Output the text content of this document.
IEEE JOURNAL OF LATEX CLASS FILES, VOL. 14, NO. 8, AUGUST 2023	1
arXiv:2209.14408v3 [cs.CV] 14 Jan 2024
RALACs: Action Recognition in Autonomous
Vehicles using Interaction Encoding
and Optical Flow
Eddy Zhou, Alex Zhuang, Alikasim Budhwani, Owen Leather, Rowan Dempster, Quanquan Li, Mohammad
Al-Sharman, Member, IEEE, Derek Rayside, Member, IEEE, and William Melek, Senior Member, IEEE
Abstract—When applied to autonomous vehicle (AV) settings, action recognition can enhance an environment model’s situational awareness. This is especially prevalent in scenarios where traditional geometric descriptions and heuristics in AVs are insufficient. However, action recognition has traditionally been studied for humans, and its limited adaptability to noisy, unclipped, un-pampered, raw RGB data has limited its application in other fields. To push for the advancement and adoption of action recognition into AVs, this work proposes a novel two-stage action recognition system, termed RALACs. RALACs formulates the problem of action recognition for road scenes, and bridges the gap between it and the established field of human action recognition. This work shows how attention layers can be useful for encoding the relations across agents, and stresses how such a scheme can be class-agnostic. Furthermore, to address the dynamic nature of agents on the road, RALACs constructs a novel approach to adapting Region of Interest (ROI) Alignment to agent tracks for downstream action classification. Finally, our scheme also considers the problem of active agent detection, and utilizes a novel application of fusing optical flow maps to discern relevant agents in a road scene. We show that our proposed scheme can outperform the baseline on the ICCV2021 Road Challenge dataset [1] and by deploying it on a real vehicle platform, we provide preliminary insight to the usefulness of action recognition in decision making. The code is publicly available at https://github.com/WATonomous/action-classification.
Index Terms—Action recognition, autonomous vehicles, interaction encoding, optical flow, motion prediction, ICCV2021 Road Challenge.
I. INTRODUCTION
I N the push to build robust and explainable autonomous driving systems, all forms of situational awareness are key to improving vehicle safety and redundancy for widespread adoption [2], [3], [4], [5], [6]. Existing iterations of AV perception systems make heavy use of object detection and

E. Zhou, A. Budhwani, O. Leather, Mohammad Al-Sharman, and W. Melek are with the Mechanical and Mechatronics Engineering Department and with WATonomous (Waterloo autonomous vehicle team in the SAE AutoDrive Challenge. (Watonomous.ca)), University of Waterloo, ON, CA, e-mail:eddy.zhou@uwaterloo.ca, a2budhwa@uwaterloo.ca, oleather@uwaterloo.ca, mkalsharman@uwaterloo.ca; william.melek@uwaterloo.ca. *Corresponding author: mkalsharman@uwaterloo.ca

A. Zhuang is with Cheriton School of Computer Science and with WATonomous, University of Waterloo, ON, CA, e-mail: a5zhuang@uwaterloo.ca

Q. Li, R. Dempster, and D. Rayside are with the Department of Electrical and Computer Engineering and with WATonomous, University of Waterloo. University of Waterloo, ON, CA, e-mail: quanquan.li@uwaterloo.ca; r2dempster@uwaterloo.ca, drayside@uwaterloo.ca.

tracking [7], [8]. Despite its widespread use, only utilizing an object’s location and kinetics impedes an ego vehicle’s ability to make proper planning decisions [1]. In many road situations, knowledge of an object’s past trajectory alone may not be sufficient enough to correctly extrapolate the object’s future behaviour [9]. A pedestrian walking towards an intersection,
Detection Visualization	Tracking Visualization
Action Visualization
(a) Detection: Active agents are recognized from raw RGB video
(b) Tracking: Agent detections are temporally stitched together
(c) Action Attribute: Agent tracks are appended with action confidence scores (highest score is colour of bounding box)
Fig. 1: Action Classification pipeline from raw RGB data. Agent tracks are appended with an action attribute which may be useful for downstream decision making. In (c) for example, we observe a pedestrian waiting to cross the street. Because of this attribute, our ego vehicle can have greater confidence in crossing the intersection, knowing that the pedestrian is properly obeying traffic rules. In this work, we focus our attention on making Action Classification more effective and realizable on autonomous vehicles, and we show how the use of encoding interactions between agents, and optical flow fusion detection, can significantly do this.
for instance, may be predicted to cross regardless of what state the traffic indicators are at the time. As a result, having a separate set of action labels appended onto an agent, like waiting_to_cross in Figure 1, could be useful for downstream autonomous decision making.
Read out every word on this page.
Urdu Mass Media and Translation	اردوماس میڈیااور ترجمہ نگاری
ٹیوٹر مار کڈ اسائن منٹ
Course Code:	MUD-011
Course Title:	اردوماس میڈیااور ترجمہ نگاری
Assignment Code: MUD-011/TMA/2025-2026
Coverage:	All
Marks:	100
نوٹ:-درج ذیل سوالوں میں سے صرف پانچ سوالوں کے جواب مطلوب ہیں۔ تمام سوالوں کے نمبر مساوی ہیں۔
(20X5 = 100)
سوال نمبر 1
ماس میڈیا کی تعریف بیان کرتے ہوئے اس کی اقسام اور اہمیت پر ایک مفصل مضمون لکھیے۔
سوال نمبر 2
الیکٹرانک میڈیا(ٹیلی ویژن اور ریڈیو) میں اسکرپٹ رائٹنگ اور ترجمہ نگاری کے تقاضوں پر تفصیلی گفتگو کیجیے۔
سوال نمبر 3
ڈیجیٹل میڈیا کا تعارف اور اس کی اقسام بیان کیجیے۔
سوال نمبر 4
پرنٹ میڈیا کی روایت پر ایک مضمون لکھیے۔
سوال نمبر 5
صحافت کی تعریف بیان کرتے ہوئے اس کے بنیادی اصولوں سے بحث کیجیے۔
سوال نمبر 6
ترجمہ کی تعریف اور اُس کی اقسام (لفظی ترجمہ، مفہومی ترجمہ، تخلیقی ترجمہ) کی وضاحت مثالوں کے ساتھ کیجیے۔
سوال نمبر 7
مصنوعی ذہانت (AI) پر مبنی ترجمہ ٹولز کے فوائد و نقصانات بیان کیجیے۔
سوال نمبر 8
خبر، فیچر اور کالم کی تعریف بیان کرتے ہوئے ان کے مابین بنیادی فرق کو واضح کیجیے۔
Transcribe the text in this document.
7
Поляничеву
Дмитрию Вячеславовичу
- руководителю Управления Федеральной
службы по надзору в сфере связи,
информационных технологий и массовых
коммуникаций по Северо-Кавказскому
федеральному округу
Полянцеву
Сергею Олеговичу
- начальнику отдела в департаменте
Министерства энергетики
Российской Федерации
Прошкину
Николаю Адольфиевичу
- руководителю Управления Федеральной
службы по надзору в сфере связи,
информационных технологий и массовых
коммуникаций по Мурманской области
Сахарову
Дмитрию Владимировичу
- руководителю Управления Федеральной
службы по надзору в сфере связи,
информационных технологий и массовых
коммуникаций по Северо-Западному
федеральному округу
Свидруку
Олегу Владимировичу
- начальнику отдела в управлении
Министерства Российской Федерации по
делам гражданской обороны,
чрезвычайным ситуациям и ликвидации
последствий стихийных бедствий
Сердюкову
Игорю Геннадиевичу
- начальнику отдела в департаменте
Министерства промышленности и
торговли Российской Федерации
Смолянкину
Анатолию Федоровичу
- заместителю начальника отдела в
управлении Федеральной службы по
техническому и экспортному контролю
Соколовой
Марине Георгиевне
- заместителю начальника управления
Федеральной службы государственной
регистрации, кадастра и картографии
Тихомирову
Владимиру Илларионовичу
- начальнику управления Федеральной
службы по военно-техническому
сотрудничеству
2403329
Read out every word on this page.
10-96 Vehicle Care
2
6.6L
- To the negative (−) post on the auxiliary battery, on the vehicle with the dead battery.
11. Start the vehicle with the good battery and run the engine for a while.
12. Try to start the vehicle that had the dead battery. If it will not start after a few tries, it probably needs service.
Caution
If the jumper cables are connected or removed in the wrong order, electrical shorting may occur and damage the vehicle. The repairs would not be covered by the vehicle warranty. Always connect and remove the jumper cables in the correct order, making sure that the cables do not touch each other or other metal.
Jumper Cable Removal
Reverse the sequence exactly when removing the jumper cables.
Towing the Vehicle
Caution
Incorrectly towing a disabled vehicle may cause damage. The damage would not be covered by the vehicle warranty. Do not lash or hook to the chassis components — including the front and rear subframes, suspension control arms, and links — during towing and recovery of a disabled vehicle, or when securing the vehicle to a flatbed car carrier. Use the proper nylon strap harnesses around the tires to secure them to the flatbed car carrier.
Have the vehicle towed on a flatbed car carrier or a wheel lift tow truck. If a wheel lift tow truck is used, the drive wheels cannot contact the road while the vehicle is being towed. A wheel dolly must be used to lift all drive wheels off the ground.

TASK PROMPT
Report every line containing the word "Melek" from the listing above.

RESULT FOR THIS EXERCISE
Al-Sharman, Member, IEEE, Derek Rayside, Member, IEEE, and William Melek, Senior Member, IEEE
E. Zhou, A. Budhwani, O. Leather, Mohammad Al-Sharman, and W. Melek are with the Mechanical and Mechatronics Engineering Department and with WATonomous (Waterloo autonomous vehicle team in the SAE AutoDrive Challenge. (Watonomous.ca)), University of Waterloo, ON, CA, e-mail:eddy.zhou@uwaterloo.ca, a2budhwa@uwaterloo.ca, oleather@uwaterloo.ca, mkalsharman@uwaterloo.ca; william.melek@uwaterloo.ca. *Corresponding author: mkalsharman@uwaterloo.ca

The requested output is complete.